◆ Material provided:
________________

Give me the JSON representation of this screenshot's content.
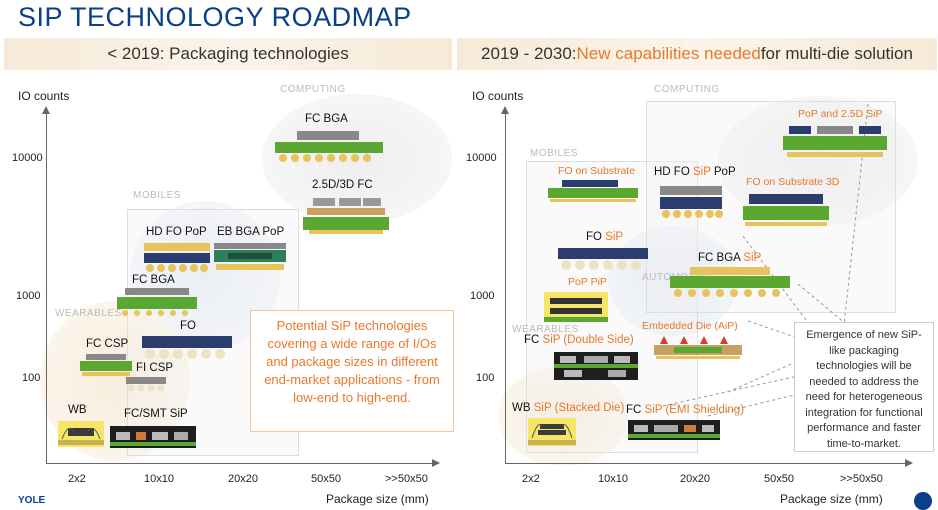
{
  "title": "SIP TECHNOLOGY ROADMAP",
  "left": {
    "banner": "< 2019: Packaging technologies",
    "y_axis_label": "IO counts",
    "x_axis_label": "Package size (mm)",
    "y_ticks": [
      "10000",
      "1000",
      "100"
    ],
    "x_ticks": [
      "2x2",
      "10x10",
      "20x20",
      "50x50",
      ">>50x50"
    ],
    "segments": [
      "COMPUTING",
      "MOBILES",
      "WEARABLES"
    ],
    "packages": [
      "FC BGA",
      "2.5D/3D FC",
      "HD FO PoP",
      "EB BGA PoP",
      "FC BGA",
      "FO",
      "FC CSP",
      "FI CSP",
      "WB",
      "FC/SMT SiP"
    ],
    "callout": "Potential SiP technologies covering a wide range of I/Os and package sizes in different end-market applications - from low-end to high-end."
  },
  "right": {
    "banner_prefix": "2019 - 2030: ",
    "banner_highlight": "New capabilities needed",
    "banner_suffix": " for multi-die solution",
    "y_axis_label": "IO counts",
    "x_axis_label": "Package size (mm)",
    "y_ticks": [
      "10000",
      "1000",
      "100"
    ],
    "x_ticks": [
      "2x2",
      "10x10",
      "20x20",
      "50x50",
      ">>50x50"
    ],
    "segments": [
      "COMPUTING",
      "MOBILES",
      "AUTOMOTIVE",
      "WEARABLES"
    ],
    "pkg_pop25d": "PoP and 2.5D SiP",
    "pkg_fo_sub": "FO on Substrate",
    "pkg_hdfo_a": "HD FO ",
    "pkg_hdfo_b": "SiP",
    "pkg_hdfo_c": " PoP",
    "pkg_fo_sub3d": "FO on Substrate 3D",
    "pkg_fosip_a": "FO ",
    "pkg_fosip_b": "SiP",
    "pkg_fcbga_a": "FC BGA ",
    "pkg_fcbga_b": "SiP",
    "pkg_poppip": "PoP PiP",
    "pkg_embedded": "Embedded Die (AiP)",
    "pkg_fcds_a": "FC ",
    "pkg_fcds_b": "SiP (Double Side)",
    "pkg_wb_a": "WB ",
    "pkg_wb_b": "SiP (Stacked Die)",
    "pkg_fcemi_a": "FC ",
    "pkg_fcemi_b": "SiP (EMI Shielding)",
    "callout": "Emergence of new SiP-like packaging technologies will be needed to address the need for heterogeneous integration for functional performance and faster time-to-market."
  },
  "footer": "YOLE",
  "colors": {
    "title": "#0b3f8a",
    "accent": "#e8792a",
    "pcb_green": "#5aa832",
    "bump_gold": "#e8c25a"
  }
}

________________

◆ Work to complete: Restate the full listing verbatim and drop every picture.

◆ Response:
Give me the JSON representation of this screenshot's content.
{
  "title": "SIP TECHNOLOGY ROADMAP",
  "left": {
    "banner": "< 2019: Packaging technologies",
    "y_axis_label": "IO counts",
    "x_axis_label": "Package size (mm)",
    "y_ticks": [
      "10000",
      "1000",
      "100"
    ],
    "x_ticks": [
      "2x2",
      "10x10",
      "20x20",
      "50x50",
      ">>50x50"
    ],
    "segments": [
      "COMPUTING",
      "MOBILES",
      "WEARABLES"
    ],
    "packages": [
      "FC BGA",
      "2.5D/3D FC",
      "HD FO PoP",
      "EB BGA PoP",
      "FC BGA",
      "FO",
      "FC CSP",
      "FI CSP",
      "WB",
      "FC/SMT SiP"
    ],
    "callout": "Potential SiP technologies covering a wide range of I/Os and package sizes in different end-market applications - from low-end to high-end."
  },
  "right": {
    "banner_prefix": "2019 - 2030: ",
    "banner_highlight": "New capabilities needed",
    "banner_suffix": " for multi-die solution",
    "y_axis_label": "IO counts",
    "x_axis_label": "Package size (mm)",
    "y_ticks": [
      "10000",
      "1000",
      "100"
    ],
    "x_ticks": [
      "2x2",
      "10x10",
      "20x20",
      "50x50",
      ">>50x50"
    ],
    "segments": [
      "COMPUTING",
      "MOBILES",
      "AUTOMOTIVE",
      "WEARABLES"
    ],
    "pkg_pop25d": "PoP and 2.5D SiP",
    "pkg_fo_sub": "FO on Substrate",
    "pkg_hdfo_a": "HD FO ",
    "pkg_hdfo_b": "SiP",
    "pkg_hdfo_c": " PoP",
    "pkg_fo_sub3d": "FO on Substrate 3D",
    "pkg_fosip_a": "FO ",
    "pkg_fosip_b": "SiP",
    "pkg_fcbga_a": "FC BGA ",
    "pkg_fcbga_b": "SiP",
    "pkg_poppip": "PoP PiP",
    "pkg_embedded": "Embedded Die (AiP)",
    "pkg_fcds_a": "FC ",
    "pkg_fcds_b": "SiP (Double Side)",
    "pkg_wb_a": "WB ",
    "pkg_wb_b": "SiP (Stacked Die)",
    "pkg_fcemi_a": "FC ",
    "pkg_fcemi_b": "SiP (EMI Shielding)",
    "callout": "Emergence of new SiP-like packaging technologies will be needed to address the need for heterogeneous integration for functional performance and faster time-to-market."
  },
  "footer": "YOLE",
  "colors": {
    "title": "#0b3f8a",
    "accent": "#e8792a",
    "pcb_green": "#5aa832",
    "bump_gold": "#e8c25a"
  }
}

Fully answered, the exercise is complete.